═══ TASK DATA ═══

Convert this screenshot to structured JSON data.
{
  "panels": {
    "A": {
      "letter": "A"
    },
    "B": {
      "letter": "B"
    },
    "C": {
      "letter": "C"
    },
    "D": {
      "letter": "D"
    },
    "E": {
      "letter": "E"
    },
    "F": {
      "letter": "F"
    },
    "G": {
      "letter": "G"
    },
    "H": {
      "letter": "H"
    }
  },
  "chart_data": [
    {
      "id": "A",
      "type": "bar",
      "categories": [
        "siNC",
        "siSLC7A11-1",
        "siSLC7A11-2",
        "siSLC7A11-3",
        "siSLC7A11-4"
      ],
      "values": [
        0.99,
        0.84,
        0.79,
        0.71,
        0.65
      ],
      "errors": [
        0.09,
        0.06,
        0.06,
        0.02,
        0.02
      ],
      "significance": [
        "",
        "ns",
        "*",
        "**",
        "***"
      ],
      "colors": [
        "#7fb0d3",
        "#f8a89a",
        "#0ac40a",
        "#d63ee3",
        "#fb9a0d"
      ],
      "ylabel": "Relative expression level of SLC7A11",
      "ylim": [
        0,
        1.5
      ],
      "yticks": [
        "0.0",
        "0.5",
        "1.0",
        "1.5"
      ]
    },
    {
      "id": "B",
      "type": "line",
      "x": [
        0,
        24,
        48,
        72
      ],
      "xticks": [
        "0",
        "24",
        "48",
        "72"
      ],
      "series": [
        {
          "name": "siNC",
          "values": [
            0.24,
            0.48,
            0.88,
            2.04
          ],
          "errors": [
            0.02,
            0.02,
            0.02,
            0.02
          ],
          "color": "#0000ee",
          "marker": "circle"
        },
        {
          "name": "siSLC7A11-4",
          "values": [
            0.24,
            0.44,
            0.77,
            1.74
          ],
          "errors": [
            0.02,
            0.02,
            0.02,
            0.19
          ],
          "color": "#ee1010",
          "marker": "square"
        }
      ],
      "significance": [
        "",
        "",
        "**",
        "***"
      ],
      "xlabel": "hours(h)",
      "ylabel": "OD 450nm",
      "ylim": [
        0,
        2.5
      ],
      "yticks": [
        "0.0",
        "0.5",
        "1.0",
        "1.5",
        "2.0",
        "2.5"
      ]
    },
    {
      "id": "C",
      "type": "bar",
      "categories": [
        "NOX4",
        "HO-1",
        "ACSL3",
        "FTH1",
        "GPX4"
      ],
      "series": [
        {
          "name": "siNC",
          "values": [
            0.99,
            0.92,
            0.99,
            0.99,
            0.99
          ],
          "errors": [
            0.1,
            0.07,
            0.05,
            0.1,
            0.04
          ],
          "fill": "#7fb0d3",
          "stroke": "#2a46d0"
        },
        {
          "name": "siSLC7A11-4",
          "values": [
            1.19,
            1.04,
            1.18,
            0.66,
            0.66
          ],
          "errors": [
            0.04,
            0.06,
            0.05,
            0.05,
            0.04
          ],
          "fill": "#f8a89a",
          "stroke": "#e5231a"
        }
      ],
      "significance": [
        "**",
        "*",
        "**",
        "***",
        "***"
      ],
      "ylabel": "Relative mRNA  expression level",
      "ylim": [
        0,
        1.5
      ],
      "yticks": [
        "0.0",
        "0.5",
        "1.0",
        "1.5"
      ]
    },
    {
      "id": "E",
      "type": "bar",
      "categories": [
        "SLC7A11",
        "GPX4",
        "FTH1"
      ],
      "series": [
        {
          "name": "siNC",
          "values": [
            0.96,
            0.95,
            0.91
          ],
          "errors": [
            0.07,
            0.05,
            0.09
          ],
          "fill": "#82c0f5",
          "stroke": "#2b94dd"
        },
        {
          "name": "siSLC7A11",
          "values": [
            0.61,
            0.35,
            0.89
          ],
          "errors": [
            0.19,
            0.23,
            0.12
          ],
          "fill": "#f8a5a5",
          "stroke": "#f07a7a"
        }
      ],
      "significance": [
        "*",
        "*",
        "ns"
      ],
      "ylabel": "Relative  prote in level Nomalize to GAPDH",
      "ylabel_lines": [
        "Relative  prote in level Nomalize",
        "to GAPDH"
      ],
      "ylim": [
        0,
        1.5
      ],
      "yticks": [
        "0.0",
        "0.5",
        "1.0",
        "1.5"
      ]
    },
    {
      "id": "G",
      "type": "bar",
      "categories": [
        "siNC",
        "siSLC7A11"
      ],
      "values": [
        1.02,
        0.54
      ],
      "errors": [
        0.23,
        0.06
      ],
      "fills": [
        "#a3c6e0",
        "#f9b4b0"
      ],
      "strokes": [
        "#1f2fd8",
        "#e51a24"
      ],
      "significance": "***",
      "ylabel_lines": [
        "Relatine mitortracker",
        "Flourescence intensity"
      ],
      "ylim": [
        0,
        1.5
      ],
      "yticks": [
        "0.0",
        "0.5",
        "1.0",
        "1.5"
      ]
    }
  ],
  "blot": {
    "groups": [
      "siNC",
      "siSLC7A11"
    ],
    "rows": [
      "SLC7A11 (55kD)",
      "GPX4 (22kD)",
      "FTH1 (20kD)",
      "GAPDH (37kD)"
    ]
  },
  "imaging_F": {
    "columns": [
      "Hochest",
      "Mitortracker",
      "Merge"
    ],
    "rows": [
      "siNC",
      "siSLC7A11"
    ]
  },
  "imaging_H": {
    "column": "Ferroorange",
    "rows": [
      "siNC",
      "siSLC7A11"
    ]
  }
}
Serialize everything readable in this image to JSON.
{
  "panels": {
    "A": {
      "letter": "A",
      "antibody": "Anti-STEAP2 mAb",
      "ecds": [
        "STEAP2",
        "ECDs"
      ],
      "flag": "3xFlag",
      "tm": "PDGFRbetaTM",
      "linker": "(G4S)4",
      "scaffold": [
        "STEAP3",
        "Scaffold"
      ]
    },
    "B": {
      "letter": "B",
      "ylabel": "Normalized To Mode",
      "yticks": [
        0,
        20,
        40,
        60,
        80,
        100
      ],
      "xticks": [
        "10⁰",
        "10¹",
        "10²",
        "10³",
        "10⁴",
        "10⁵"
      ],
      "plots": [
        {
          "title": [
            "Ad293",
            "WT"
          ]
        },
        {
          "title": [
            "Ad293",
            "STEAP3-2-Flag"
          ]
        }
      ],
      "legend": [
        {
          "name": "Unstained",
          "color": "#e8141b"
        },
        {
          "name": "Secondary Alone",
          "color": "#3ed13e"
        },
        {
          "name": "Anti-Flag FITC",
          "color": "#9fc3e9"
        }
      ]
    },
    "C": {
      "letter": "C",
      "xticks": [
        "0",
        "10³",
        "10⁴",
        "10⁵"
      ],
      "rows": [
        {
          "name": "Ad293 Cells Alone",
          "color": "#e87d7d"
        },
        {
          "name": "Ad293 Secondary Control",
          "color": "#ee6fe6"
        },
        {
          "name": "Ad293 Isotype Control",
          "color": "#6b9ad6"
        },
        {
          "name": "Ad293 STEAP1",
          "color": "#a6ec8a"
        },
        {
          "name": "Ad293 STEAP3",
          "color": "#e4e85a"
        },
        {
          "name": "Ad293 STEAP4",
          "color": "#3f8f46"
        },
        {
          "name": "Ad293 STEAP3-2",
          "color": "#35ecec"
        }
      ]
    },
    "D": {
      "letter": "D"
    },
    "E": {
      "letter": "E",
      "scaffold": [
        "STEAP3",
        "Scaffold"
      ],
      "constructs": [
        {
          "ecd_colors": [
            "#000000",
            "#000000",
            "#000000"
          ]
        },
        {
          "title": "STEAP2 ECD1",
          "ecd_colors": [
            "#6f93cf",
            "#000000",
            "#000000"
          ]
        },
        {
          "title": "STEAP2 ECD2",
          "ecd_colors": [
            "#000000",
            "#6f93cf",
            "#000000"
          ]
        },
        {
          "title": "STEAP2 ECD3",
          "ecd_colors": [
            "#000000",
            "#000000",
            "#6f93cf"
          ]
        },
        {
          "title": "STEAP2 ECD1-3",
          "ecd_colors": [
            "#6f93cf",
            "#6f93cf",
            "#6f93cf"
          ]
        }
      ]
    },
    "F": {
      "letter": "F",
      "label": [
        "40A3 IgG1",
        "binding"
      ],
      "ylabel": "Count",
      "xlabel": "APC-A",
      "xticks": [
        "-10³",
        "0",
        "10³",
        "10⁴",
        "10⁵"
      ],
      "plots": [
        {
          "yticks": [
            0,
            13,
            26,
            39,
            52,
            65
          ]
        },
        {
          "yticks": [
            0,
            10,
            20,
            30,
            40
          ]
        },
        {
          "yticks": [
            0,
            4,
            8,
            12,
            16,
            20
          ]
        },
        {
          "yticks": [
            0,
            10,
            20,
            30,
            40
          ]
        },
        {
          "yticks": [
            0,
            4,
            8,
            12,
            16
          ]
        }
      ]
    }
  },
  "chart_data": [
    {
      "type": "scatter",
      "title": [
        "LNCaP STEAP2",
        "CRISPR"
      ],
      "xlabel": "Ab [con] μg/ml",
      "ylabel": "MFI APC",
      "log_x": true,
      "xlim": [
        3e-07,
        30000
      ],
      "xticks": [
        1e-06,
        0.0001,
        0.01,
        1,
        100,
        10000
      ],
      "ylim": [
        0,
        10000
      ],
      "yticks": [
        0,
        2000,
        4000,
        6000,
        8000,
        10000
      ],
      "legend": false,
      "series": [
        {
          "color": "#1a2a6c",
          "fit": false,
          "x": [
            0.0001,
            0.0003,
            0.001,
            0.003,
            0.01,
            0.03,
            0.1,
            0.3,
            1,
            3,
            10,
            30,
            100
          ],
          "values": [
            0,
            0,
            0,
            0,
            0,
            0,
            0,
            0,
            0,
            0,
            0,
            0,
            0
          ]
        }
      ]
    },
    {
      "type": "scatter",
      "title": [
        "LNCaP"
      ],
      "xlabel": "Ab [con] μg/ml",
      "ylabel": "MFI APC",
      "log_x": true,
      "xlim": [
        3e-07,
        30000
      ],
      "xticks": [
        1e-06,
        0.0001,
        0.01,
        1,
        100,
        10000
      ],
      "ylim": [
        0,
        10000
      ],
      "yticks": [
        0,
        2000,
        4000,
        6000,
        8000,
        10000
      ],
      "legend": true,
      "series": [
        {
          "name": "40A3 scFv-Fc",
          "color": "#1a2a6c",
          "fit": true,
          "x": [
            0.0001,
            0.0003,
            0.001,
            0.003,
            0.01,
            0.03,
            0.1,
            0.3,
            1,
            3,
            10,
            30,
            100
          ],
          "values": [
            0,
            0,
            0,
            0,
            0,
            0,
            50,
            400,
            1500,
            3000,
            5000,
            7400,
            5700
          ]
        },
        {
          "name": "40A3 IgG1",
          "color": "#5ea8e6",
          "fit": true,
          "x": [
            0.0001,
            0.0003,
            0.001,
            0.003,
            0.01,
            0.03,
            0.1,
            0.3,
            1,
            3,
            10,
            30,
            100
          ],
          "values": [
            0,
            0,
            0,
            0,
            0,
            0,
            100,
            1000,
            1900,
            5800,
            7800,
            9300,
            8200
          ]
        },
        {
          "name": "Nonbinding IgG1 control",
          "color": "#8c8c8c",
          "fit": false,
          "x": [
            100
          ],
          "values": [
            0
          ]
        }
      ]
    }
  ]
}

═══

§ **YOUR INSTRUCTIONS**: The job here is to find each line above with the word "Anti" and copy it.

§ **EXERCISE OUTPUT**:
      "antibody": "Anti-STEAP2 mAb",
          "name": "Anti-Flag FITC",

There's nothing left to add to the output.